#### EXERCISE INPUT ####
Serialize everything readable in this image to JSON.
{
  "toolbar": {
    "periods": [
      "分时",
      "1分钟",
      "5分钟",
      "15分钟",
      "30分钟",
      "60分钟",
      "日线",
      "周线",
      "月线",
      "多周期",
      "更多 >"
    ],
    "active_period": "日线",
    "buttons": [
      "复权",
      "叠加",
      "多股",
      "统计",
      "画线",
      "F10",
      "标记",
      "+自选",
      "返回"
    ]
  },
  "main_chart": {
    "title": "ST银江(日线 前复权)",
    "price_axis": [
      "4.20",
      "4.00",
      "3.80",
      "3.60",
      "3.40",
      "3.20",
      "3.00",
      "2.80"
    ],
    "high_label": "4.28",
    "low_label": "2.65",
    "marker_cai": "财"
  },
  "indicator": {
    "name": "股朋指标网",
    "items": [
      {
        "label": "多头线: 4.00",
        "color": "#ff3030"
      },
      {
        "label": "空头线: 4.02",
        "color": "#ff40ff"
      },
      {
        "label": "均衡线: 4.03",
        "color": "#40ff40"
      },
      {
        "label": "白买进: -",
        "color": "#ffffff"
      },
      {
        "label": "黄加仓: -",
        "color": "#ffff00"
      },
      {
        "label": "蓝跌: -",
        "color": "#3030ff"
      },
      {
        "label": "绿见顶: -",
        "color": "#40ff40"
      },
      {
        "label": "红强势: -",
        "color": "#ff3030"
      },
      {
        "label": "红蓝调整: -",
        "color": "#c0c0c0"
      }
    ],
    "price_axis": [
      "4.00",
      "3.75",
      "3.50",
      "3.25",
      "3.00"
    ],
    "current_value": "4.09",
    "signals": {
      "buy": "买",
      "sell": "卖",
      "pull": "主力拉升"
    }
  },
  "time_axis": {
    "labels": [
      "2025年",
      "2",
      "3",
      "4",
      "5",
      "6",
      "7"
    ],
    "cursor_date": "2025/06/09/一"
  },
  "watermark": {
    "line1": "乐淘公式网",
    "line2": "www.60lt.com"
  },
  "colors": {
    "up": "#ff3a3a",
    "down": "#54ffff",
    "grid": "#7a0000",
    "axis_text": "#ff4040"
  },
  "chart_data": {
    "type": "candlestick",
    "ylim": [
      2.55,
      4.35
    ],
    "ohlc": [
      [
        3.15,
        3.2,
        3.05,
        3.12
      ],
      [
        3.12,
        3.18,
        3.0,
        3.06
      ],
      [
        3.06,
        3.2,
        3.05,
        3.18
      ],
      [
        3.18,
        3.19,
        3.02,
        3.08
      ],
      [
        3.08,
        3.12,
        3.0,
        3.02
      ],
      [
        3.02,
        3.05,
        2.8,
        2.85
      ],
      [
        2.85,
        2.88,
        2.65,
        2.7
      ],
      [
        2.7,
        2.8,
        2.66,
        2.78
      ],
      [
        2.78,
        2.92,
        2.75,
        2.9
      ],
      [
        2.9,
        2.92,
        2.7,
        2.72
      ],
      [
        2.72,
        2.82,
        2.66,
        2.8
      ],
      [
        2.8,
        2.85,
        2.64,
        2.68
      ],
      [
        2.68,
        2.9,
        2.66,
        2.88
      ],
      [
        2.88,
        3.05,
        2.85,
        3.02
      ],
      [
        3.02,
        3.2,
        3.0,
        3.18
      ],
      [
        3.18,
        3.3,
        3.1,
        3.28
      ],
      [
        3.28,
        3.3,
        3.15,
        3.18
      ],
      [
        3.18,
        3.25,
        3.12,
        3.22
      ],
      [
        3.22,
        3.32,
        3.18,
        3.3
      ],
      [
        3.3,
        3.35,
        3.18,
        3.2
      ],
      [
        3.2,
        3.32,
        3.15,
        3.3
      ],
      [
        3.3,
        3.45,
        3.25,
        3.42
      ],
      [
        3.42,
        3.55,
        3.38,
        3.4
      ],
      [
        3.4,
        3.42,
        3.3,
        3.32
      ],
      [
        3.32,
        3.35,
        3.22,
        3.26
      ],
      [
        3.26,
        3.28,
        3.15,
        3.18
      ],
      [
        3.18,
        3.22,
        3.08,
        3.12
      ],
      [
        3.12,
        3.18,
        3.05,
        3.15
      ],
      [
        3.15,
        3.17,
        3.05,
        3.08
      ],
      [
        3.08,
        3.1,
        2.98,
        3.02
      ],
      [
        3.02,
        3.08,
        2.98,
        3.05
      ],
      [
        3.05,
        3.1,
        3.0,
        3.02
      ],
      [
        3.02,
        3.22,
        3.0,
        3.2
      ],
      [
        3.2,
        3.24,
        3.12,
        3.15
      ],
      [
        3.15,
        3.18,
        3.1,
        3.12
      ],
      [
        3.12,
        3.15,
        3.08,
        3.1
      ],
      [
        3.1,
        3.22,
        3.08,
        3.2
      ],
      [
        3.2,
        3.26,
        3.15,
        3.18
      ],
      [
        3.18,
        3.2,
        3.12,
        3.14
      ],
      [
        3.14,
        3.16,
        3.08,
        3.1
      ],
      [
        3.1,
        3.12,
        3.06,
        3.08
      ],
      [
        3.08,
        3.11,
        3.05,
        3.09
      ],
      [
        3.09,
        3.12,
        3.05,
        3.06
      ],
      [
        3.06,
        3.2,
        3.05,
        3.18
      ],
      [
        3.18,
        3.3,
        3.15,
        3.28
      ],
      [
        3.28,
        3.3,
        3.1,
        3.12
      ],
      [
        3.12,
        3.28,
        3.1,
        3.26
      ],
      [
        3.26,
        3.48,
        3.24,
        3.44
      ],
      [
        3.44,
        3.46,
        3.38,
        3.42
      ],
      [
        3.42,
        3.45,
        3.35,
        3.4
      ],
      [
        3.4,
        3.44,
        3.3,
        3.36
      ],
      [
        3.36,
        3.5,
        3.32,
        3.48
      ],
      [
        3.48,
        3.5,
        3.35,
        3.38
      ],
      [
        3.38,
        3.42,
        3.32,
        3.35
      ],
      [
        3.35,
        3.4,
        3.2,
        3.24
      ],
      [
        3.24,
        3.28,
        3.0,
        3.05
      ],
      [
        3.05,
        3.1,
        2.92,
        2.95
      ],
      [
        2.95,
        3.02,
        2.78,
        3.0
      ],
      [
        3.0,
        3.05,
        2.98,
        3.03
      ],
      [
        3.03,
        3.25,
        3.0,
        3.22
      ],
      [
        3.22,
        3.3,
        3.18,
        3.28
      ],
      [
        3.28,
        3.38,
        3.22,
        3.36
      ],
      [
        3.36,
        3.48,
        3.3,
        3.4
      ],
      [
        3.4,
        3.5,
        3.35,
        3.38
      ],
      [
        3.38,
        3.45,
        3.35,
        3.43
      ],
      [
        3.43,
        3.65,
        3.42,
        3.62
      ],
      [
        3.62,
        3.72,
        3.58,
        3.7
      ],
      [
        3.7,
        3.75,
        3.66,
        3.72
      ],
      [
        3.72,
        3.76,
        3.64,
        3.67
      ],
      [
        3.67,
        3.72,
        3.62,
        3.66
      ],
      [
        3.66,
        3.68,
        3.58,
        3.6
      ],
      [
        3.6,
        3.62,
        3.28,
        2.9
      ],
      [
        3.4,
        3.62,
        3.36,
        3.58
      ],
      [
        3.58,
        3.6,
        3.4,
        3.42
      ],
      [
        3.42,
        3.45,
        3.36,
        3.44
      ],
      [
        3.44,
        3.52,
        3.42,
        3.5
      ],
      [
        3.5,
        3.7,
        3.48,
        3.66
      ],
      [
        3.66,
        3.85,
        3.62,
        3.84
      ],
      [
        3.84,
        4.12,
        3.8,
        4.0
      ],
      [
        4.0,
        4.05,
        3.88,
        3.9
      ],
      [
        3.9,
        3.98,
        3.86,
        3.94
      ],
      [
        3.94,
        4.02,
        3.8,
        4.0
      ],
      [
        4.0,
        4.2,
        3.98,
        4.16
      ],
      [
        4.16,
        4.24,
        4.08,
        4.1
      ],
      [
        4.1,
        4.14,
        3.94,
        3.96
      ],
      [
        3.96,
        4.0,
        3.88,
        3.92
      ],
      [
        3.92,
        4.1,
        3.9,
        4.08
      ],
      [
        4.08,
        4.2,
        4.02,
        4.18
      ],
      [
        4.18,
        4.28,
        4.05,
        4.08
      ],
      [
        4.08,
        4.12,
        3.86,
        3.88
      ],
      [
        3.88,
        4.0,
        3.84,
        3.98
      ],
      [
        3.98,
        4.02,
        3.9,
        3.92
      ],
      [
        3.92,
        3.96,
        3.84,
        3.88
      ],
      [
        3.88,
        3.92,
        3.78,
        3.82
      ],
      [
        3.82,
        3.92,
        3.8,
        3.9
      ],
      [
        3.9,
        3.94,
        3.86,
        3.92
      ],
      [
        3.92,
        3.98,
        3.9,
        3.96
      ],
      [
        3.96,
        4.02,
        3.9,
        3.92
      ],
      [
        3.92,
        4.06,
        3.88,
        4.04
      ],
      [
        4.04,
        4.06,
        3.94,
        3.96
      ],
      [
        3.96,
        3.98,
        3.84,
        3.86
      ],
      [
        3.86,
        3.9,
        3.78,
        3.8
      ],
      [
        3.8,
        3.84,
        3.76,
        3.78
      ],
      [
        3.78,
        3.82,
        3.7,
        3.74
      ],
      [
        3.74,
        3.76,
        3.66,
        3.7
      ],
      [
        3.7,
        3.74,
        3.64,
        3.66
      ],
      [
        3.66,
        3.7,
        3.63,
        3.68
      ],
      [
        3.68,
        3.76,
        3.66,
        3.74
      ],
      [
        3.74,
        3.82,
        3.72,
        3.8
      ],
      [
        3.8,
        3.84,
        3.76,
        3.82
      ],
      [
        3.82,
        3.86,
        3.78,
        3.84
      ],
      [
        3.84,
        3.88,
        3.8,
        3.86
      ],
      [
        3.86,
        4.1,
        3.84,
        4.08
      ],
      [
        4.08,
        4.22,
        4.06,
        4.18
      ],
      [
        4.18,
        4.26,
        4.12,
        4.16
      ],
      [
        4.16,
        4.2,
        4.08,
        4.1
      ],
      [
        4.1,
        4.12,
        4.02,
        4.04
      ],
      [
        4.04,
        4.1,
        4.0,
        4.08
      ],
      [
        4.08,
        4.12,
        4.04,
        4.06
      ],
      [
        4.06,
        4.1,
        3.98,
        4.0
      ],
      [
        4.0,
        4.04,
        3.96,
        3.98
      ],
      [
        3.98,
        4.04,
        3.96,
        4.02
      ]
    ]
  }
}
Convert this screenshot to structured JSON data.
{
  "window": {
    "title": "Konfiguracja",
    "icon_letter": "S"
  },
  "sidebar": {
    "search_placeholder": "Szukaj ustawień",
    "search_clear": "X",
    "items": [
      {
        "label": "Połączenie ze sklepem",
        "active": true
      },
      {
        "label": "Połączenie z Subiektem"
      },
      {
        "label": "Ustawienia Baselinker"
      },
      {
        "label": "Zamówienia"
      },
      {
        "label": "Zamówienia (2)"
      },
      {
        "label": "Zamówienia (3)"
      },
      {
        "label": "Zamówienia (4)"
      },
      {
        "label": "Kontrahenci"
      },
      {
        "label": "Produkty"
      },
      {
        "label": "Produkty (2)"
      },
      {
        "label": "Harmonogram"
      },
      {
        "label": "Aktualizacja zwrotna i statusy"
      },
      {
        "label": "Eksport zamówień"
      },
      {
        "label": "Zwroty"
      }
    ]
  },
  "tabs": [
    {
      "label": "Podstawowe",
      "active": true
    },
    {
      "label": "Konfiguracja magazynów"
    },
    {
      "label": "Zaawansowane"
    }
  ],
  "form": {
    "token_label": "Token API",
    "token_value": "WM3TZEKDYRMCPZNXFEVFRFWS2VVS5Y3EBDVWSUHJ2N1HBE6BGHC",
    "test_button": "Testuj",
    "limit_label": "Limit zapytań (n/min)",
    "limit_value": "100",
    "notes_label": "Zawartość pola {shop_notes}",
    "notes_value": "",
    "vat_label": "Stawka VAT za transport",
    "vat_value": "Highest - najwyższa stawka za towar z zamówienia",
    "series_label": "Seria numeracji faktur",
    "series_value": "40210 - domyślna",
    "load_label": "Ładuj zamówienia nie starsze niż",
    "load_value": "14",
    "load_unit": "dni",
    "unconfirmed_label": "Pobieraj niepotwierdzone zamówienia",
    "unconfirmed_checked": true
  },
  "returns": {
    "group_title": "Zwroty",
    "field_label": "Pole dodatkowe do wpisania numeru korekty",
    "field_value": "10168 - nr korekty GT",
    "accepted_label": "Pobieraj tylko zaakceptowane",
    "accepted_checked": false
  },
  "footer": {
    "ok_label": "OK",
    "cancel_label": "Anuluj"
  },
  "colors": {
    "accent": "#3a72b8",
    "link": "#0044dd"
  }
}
####
• _DIRECTION_
The lines above form a set of records; determine how many of them contain the string "JSON" and give that number alone.

• _RESULT FOR THIS TASK_
2